- **Entries**
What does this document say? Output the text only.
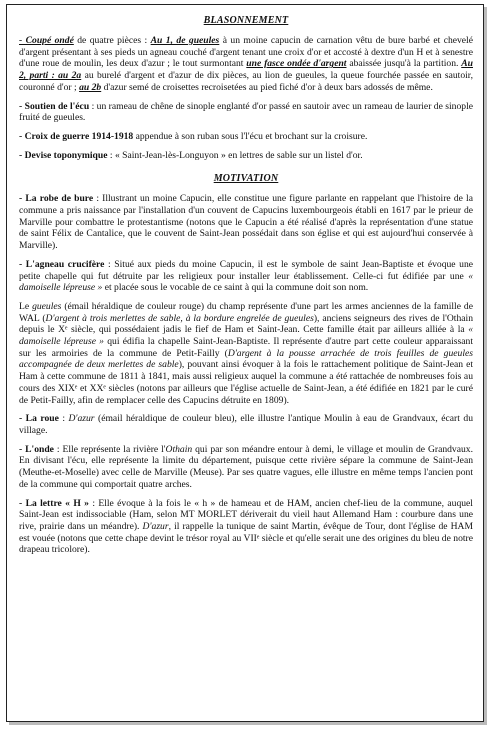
BLASONNEMENT

- Coupé ondé de quatre pièces : Au 1, de gueules à un moine capucin de carnation vêtu de bure barbé et chevelé d'argent présentant à ses pieds un agneau couché d'argent tenant une croix d'or et accosté à dextre d'un H et à senestre d'une roue de moulin, les deux d'azur ; le tout surmontant une fasce ondée d'argent abaissée jusqu'à la partition. Au 2, parti : au 2a au burelé d'argent et d'azur de dix pièces, au lion de gueules, la queue fourchée passée en sautoir, couronné d'or ; au 2b d'azur semé de croisettes recroisetées au pied fiché d'or à deux bars adossés de même.

- Soutien de l'écu : un rameau de chêne de sinople englanté d'or passé en sautoir avec un rameau de laurier de sinople fruité de gueules.

- Croix de guerre 1914-1918 appendue à son ruban sous l'l'écu et brochant sur la croisure.

- Devise toponymique : « Saint-Jean-lès-Longuyon » en lettres de sable sur un listel d'or.

MOTIVATION

- La robe de bure : Illustrant un moine Capucin, elle constitue une figure parlante en rappelant que l'histoire de la commune a pris naissance par l'installation d'un couvent de Capucins luxembourgeois établi en 1617 par le prieur de Marville pour combattre le protestantisme (notons que le Capucin a été réalisé d'après la représentation d'une statue de saint Félix de Cantalice, que le couvent de Saint-Jean possédait dans son église et qui est aujourd'hui conservée à Marville).

- L'agneau crucifère : Situé aux pieds du moine Capucin, il est le symbole de saint Jean-Baptiste et évoque une petite chapelle qui fut détruite par les religieux pour installer leur établissement. Celle-ci fut édifiée par une « damoiselle lépreuse » et placée sous le vocable de ce saint à qui la commune doit son nom.

Le gueules (émail héraldique de couleur rouge) du champ représente d'une part les armes anciennes de la famille de WAL (D'argent à trois merlettes de sable, à la bordure engrelée de gueules), anciens seigneurs des rives de l'Othain depuis le Xᵉ siècle, qui possédaient jadis le fief de Ham et Saint-Jean. Cette famille était par ailleurs alliée à la « damoiselle lépreuse » qui édifia la chapelle Saint-Jean-Baptiste. Il représente d'autre part cette couleur apparaissant sur les armoiries de la commune de Petit-Failly (D'argent à la pousse arrachée de trois feuilles de gueules accompagnée de deux merlettes de sable), pouvant ainsi évoquer à la fois le rattachement politique de Saint-Jean et Ham à cette commune de 1811 à 1841, mais aussi religieux auquel la commune a été rattachée de nombreuses fois au cours des XIXᵉ et XXᵉ siècles (notons par ailleurs que l'église actuelle de Saint-Jean, a été édifiée en 1821 par le curé de Petit-Failly, afin de remplacer celle des Capucins détruite en 1809).

- La roue : D'azur (émail héraldique de couleur bleu), elle illustre l'antique Moulin à eau de Grandvaux, écart du village.

- L'onde : Elle représente la rivière l'Othain qui par son méandre entour à demi, le village et moulin de Grandvaux. En divisant l'écu, elle représente la limite du département, puisque cette rivière sépare la commune de Saint-Jean (Meuthe-et-Moselle) avec celle de Marville (Meuse). Par ses quatre vagues, elle illustre en même temps l'ancien pont de la commune qui comportait quatre arches.

- La lettre « H » : Elle évoque à la fois le « h » de hameau et de HAM, ancien chef-lieu de la commune, auquel Saint-Jean est indissociable (Ham, selon MT MORLET dériverait du vieil haut Allemand Ham : courbure dans une rive, prairie dans un méandre). D'azur, il rappelle la tunique de saint Martin, évêque de Tour, dont l'église de HAM est vouée (notons que cette chape devint le trésor royal au VIIᵉ siècle et qu'elle serait une des origines du bleu de notre drapeau tricolore).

- **Given instruction**
Go over the records above line by line and count those holding the word "avec". Reply only with the number.

- **Solution to this problem**
2